YOUR TASK
For this exercise, copy out each line of the material below that includes "rate".
START SOURCE MATERIAL
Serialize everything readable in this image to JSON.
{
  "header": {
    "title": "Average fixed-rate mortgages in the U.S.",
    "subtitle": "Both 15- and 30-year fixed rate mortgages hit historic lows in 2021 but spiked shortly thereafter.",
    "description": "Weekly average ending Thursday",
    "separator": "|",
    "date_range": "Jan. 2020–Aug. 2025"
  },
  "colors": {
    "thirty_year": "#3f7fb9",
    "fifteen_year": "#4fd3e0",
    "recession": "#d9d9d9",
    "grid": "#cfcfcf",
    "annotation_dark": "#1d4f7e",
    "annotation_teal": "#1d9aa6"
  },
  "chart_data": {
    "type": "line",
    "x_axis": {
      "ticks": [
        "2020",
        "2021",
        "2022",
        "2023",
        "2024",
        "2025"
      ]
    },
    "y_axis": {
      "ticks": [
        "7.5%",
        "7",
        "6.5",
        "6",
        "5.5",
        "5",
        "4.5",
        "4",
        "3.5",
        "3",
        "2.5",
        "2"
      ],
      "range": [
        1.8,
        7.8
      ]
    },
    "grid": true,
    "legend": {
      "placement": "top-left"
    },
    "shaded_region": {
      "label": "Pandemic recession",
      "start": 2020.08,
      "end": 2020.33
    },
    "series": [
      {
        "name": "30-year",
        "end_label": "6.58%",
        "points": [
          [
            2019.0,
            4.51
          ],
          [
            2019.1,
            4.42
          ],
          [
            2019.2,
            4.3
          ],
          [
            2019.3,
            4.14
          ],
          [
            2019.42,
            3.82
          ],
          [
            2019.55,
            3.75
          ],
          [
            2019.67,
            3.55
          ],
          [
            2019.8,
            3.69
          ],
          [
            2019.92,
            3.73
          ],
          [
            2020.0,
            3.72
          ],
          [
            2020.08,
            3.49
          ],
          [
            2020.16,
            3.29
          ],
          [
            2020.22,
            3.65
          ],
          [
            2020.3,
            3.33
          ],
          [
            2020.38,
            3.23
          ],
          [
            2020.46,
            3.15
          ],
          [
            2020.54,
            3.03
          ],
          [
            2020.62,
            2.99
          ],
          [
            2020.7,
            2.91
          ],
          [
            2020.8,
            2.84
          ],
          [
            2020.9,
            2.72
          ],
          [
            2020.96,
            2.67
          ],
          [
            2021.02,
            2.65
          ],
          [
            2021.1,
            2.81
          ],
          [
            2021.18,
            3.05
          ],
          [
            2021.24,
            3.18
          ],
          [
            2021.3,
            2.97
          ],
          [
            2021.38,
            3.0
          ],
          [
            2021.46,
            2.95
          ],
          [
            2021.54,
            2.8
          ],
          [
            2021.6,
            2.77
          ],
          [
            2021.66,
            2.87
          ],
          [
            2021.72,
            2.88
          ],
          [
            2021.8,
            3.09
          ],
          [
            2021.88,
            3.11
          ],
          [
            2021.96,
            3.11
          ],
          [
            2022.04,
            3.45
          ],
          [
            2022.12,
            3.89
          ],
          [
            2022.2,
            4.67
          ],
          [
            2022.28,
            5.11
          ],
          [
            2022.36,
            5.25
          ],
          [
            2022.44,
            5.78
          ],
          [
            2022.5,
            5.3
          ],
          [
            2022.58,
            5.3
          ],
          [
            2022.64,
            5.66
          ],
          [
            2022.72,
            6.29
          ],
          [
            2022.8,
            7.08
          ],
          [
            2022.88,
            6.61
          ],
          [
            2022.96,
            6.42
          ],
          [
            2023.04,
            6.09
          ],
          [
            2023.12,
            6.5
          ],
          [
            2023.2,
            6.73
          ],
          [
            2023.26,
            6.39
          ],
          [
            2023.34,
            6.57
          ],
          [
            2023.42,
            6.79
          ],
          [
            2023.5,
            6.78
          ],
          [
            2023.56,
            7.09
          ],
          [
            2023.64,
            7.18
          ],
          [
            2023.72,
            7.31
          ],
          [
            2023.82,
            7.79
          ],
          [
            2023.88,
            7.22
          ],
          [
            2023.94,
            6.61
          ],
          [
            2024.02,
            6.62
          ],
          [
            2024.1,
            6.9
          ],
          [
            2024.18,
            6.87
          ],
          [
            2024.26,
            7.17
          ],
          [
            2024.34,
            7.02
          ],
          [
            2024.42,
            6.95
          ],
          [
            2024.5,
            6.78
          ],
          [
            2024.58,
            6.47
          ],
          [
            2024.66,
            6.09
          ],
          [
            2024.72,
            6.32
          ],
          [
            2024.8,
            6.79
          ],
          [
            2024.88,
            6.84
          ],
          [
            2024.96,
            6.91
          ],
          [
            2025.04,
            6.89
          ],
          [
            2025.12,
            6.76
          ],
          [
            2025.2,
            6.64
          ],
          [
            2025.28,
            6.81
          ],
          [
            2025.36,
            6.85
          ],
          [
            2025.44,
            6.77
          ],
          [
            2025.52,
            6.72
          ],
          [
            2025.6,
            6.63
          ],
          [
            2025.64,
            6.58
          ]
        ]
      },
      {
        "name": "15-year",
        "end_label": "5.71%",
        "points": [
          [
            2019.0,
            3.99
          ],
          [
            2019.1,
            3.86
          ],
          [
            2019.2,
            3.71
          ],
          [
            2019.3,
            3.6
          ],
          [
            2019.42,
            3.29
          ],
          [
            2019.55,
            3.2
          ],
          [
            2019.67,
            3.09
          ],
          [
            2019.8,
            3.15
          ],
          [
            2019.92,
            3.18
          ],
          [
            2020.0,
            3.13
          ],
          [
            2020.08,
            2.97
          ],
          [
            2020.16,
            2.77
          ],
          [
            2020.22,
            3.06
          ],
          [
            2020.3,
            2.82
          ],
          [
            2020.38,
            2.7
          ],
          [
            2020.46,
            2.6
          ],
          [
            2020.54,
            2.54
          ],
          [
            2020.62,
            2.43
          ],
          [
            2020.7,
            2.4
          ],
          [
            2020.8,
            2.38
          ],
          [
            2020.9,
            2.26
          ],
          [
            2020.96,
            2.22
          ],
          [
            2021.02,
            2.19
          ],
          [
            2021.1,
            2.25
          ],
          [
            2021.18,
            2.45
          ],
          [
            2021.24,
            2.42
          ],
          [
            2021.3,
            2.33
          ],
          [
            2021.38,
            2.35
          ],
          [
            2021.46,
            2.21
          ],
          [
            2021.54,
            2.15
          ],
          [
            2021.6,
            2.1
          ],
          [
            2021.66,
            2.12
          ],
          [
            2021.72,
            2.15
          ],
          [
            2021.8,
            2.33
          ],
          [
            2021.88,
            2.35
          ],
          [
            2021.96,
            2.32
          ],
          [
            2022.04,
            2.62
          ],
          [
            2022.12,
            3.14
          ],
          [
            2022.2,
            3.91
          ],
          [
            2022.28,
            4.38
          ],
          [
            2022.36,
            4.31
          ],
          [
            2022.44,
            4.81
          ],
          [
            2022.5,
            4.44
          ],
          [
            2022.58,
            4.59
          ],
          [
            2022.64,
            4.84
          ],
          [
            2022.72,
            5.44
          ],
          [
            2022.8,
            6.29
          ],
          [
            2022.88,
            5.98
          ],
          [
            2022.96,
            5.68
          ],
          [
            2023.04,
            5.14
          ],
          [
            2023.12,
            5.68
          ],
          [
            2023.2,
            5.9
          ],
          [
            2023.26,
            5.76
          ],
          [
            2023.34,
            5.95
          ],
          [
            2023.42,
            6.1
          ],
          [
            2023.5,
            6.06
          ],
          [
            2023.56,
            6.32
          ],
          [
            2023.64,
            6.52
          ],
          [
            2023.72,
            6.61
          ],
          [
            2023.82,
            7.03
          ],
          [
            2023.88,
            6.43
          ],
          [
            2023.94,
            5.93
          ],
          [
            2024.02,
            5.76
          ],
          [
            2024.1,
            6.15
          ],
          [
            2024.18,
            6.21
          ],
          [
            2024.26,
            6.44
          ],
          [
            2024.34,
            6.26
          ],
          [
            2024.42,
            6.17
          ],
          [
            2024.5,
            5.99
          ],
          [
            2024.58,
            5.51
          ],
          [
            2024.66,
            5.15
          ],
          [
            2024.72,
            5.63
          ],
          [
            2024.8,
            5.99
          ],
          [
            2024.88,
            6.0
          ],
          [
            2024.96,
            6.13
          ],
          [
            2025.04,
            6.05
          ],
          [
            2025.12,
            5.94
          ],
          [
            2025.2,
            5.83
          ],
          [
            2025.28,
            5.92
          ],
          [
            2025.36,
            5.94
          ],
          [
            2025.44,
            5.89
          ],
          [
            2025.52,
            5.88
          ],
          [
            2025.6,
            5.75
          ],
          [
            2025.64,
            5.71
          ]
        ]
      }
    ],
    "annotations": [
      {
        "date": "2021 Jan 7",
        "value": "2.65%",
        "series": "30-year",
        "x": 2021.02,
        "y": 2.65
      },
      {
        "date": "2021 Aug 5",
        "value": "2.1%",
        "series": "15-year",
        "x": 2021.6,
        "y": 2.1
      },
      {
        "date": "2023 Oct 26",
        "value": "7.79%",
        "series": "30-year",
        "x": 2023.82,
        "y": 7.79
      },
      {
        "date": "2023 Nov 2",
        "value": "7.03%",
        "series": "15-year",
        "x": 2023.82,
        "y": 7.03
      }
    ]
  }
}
END SOURCE MATERIAL
REPLY TO THE EXERCISE
    "title": "Average fixed-rate mortgages in the U.S.",
    "subtitle": "Both 15- and 30-year fixed rate mortgages hit historic lows in 2021 but spiked shortly thereafter.",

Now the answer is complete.